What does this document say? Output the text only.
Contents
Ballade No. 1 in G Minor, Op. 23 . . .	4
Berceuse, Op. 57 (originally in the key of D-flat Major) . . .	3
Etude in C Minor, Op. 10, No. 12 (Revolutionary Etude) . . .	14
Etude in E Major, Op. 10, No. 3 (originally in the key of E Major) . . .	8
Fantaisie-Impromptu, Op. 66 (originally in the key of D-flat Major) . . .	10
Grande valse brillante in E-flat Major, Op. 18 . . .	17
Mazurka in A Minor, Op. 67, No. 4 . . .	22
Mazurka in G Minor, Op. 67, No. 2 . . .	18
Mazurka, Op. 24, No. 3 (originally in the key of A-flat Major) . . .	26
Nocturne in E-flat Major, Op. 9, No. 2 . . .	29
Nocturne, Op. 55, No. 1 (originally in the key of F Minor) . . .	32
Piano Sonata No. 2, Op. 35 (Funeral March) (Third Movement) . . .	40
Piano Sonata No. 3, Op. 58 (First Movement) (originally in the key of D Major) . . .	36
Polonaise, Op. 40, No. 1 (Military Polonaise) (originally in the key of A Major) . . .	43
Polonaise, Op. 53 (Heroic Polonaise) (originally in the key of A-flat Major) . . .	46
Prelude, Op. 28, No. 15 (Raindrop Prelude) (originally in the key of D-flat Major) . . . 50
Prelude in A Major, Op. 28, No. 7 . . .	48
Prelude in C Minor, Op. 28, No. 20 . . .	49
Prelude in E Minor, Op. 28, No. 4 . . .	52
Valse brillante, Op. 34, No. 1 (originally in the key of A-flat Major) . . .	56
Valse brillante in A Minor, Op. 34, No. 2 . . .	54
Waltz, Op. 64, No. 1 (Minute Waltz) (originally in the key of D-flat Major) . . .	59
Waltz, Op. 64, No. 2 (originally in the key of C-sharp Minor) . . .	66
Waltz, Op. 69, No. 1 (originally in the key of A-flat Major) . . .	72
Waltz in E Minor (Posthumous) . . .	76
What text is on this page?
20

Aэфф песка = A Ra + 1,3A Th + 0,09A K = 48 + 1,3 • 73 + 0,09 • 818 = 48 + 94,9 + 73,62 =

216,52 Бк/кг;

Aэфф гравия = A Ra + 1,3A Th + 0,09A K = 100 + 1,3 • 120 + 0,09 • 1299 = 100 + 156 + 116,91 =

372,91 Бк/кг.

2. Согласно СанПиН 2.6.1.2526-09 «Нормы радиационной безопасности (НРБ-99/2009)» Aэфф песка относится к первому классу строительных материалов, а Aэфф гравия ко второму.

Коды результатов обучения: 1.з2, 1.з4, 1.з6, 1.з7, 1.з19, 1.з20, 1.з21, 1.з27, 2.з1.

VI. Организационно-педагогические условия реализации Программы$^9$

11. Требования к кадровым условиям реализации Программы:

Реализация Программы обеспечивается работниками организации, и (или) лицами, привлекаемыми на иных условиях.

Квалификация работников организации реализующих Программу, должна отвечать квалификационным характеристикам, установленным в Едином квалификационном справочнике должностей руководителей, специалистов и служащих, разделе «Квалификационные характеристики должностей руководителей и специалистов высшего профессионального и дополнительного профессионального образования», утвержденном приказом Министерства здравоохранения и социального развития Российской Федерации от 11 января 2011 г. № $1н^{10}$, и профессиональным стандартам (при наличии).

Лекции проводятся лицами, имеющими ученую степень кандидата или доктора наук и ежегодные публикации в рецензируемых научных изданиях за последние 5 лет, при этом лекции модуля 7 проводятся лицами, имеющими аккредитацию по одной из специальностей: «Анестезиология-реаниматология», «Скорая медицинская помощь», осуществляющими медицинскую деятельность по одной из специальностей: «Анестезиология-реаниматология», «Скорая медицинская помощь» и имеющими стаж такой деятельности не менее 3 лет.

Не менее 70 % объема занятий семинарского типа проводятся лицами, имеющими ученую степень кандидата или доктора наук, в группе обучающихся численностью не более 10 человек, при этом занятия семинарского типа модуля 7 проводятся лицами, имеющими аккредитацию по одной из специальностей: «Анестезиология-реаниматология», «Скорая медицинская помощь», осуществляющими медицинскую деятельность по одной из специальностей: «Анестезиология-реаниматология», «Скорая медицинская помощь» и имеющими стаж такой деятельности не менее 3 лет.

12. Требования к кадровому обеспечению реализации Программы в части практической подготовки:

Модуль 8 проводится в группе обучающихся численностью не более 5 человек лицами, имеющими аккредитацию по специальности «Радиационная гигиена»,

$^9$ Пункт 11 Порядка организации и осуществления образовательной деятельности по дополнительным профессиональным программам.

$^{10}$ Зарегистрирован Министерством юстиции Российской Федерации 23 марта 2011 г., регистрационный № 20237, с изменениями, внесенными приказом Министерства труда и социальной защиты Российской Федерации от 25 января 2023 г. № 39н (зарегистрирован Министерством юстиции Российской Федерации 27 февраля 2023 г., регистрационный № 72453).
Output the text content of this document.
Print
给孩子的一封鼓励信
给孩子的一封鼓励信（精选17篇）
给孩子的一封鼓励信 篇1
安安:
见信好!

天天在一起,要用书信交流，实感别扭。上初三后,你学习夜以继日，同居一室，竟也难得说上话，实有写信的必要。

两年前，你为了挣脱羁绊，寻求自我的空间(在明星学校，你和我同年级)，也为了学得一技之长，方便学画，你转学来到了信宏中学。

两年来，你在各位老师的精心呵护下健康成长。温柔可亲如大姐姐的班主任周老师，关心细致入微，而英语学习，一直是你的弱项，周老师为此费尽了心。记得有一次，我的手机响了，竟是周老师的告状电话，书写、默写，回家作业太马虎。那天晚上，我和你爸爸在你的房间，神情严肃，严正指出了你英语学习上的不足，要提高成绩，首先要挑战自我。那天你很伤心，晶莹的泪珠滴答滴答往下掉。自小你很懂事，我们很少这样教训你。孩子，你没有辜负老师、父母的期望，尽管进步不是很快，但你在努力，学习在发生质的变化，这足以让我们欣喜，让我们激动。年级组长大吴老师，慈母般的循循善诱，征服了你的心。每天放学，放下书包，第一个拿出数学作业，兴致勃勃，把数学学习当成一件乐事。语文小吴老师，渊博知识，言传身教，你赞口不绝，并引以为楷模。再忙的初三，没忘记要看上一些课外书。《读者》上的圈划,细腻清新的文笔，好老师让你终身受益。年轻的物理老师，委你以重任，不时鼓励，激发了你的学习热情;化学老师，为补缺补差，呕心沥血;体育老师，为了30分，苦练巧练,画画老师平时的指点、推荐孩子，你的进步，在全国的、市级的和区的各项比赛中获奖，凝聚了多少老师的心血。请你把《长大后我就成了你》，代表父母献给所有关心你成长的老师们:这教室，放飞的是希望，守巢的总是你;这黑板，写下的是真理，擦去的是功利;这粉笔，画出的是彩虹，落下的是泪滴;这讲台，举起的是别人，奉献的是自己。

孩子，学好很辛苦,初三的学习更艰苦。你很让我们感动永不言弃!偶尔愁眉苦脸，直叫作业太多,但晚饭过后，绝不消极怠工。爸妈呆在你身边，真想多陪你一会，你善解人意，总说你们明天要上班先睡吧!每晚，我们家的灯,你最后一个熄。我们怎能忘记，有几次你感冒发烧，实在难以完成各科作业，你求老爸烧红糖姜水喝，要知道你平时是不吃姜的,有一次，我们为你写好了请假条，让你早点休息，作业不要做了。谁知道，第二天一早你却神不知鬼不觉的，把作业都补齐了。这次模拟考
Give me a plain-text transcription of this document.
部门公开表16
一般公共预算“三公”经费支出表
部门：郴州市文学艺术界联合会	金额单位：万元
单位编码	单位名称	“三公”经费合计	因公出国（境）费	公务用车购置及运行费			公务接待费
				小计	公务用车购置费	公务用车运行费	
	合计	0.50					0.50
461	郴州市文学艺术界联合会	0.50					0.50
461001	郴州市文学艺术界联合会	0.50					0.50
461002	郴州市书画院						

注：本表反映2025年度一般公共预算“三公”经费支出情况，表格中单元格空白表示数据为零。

○ ○ ○

On how many lines does the word "медицинскую" appear? Answer with only the number.

2